** START Data for the task **
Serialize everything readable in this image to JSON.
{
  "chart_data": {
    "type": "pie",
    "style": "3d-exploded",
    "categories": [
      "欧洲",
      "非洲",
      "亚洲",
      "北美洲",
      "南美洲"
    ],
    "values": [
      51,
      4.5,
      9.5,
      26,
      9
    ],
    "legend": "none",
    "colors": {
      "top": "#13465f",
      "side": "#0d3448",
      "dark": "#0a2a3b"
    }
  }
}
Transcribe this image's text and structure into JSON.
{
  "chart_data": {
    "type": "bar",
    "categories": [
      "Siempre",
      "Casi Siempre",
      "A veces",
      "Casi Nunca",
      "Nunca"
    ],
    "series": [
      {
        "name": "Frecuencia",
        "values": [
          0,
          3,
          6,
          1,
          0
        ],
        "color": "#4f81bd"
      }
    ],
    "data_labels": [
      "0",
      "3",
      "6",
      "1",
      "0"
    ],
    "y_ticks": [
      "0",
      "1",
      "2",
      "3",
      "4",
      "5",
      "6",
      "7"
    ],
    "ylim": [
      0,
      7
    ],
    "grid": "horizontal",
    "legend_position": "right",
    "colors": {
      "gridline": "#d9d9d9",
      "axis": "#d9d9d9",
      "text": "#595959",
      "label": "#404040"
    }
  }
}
** END Data for the task **
Goal
Count the lines of the data that include the string "JSON", and give only that number.

Solution
2